Go through the lines below. Copy those with "retenues".

··· Listed records

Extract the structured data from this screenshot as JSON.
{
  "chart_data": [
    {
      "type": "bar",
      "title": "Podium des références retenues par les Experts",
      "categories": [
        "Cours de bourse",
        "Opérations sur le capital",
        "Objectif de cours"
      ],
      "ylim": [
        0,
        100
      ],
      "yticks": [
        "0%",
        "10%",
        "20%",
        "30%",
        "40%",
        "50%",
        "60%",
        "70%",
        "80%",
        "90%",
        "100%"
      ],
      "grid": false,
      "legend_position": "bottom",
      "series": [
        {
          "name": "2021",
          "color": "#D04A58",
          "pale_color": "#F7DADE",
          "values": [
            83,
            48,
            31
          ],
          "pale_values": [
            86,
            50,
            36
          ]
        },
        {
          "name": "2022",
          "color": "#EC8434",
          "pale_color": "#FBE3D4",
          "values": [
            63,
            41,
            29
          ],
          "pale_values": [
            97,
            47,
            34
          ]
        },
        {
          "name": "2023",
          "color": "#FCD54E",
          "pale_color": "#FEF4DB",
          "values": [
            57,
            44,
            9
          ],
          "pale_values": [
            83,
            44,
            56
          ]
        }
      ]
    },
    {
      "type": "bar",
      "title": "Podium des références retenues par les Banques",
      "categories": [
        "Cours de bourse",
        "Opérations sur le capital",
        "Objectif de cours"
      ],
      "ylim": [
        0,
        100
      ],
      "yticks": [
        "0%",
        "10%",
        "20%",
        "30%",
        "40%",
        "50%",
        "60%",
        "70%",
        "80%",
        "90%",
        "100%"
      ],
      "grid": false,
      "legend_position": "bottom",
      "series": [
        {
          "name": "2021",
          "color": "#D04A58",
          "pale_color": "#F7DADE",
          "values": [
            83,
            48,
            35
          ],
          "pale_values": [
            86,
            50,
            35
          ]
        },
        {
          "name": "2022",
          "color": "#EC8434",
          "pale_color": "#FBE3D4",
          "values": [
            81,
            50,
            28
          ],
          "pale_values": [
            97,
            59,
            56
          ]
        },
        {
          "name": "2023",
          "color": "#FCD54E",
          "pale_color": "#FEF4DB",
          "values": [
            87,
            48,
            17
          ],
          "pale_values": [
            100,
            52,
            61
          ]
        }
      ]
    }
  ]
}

······

**Result**
      "title": "Podium des références retenues par les Experts",
      "title": "Podium des références retenues par les Banques",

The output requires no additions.